Examine the material below. Gather every line in which the string "Médio" appears.

--*--

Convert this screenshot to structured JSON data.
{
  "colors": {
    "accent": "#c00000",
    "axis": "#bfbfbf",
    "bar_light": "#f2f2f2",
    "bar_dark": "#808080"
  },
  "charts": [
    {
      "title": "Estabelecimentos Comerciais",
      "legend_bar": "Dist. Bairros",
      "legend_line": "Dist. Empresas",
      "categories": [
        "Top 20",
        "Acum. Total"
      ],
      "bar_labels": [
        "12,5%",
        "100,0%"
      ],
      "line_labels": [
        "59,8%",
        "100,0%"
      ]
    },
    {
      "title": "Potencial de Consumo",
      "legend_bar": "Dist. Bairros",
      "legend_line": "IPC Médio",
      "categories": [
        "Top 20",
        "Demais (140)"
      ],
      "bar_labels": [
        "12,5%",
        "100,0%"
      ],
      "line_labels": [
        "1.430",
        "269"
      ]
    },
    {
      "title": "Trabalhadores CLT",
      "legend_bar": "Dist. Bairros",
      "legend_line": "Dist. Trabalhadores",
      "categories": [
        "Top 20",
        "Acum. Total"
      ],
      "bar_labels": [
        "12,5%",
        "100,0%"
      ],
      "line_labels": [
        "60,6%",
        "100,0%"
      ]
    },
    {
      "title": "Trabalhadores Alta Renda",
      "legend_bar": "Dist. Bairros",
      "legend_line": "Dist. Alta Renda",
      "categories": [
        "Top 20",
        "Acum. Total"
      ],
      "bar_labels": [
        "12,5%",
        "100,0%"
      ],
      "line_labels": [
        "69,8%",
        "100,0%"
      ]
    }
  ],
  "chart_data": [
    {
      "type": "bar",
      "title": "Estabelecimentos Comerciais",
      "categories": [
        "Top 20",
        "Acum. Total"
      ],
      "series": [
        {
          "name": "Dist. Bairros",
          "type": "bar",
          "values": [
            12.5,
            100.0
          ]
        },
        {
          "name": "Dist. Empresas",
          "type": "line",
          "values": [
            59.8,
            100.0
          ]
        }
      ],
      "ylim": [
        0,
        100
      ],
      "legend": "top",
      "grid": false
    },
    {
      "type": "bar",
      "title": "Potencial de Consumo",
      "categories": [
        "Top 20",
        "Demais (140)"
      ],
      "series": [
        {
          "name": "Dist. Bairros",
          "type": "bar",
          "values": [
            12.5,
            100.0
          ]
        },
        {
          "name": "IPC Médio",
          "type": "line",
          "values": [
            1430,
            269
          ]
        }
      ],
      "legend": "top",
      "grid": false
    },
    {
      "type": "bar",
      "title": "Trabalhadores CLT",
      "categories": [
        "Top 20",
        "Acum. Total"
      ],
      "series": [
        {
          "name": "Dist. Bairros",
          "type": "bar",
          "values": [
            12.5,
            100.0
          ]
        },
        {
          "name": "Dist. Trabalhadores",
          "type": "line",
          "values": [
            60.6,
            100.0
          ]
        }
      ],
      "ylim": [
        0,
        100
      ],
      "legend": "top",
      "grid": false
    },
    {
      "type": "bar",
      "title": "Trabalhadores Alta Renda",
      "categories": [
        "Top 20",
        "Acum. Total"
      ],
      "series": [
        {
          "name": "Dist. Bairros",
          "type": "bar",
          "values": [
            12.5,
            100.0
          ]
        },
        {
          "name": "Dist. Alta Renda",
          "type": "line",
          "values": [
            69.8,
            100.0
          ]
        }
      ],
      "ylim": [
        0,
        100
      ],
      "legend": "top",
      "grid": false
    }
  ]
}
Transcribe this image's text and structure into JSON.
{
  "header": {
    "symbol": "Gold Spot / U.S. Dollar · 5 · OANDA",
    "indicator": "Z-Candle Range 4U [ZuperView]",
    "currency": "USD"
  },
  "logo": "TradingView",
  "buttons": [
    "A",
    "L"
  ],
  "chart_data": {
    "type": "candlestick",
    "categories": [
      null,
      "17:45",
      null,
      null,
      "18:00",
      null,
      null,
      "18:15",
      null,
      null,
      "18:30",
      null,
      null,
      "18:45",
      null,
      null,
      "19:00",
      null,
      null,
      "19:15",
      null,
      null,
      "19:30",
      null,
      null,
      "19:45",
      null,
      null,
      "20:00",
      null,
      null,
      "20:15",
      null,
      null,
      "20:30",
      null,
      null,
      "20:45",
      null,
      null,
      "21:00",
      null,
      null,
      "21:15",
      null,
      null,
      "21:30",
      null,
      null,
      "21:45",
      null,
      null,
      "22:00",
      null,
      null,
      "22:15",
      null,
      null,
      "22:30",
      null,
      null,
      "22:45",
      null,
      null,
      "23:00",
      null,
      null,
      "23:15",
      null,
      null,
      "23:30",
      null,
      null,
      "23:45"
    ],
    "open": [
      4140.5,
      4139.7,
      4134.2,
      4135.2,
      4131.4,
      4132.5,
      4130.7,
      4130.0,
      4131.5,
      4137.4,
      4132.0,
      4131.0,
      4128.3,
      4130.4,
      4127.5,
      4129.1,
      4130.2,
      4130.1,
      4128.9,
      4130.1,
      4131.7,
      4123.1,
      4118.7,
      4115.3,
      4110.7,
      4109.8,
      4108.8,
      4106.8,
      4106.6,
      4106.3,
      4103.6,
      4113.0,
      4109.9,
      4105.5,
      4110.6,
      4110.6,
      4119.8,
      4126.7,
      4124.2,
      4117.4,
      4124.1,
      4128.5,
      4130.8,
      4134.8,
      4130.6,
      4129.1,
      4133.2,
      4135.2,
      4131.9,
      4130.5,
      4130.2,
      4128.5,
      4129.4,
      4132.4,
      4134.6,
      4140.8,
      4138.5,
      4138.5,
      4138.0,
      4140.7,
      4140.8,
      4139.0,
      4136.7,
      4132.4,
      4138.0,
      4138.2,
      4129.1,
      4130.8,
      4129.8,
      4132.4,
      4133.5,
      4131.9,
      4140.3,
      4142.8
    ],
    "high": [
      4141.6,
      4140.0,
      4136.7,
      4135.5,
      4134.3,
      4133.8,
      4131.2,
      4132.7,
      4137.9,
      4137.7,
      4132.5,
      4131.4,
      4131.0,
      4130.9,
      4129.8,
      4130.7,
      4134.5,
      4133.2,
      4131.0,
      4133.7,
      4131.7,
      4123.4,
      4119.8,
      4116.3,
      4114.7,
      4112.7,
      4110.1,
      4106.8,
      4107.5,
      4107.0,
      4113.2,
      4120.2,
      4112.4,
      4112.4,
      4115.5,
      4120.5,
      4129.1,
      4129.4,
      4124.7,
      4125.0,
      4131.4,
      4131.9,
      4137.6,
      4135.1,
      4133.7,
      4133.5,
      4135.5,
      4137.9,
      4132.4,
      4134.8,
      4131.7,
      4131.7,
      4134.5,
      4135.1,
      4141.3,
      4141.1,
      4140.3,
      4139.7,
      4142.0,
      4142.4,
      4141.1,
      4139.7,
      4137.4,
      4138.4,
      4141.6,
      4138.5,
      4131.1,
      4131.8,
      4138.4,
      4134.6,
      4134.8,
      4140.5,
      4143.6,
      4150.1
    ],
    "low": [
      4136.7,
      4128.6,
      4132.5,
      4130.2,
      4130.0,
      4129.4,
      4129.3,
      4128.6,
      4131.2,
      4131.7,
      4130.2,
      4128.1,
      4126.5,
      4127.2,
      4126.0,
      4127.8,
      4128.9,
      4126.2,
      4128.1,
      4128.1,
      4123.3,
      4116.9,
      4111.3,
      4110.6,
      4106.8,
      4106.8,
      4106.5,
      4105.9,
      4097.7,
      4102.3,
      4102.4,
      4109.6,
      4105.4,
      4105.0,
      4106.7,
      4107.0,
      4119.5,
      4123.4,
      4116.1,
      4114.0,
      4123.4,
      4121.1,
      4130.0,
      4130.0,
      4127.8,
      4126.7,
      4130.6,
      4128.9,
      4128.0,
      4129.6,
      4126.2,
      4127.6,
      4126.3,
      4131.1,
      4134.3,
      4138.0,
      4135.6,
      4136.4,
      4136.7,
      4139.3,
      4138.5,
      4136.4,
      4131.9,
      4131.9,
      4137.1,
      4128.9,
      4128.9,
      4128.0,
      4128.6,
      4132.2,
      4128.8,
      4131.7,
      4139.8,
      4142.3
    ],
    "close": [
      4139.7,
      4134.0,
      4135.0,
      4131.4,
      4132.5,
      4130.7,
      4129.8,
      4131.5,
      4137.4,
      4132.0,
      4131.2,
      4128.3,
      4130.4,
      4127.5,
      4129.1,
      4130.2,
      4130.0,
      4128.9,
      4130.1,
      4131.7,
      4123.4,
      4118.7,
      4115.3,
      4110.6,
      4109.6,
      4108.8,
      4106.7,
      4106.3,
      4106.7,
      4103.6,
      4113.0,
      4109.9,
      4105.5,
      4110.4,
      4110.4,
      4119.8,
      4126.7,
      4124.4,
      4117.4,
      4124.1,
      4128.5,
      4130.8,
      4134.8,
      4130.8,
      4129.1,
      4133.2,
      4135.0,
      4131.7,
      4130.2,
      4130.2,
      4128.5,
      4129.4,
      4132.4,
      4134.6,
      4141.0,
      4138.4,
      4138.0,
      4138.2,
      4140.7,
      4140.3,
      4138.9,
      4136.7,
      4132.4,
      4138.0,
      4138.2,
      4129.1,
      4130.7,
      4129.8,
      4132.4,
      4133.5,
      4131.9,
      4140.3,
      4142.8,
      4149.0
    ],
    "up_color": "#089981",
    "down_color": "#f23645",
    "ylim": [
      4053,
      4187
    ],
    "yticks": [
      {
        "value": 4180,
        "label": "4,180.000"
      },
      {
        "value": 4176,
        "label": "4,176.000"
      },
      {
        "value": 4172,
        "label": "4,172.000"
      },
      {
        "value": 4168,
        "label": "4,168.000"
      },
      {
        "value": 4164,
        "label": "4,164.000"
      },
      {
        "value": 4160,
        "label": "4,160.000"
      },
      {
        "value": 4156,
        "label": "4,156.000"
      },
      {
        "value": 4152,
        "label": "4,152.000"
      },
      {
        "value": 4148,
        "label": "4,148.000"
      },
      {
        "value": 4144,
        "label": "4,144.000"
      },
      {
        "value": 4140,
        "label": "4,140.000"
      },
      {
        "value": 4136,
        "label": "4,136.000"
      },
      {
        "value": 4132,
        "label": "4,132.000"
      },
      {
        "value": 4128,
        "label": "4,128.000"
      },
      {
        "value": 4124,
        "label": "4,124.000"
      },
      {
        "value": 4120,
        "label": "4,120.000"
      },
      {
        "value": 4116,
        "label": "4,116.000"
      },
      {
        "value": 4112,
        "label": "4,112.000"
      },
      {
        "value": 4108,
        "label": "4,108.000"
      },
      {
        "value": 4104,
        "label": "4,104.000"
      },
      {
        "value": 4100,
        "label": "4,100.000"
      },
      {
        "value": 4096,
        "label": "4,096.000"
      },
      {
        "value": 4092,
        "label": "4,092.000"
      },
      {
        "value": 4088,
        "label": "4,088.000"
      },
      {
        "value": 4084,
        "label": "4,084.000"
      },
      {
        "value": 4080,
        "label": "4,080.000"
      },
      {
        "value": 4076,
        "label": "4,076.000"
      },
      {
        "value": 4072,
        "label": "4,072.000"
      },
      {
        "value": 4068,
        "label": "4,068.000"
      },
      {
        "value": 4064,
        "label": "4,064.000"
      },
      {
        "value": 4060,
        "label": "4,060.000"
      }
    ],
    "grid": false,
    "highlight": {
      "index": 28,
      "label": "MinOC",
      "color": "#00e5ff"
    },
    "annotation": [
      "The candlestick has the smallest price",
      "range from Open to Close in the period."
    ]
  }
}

--*--

### The response
      "legend_line": "IPC Médio",
          "name": "IPC Médio",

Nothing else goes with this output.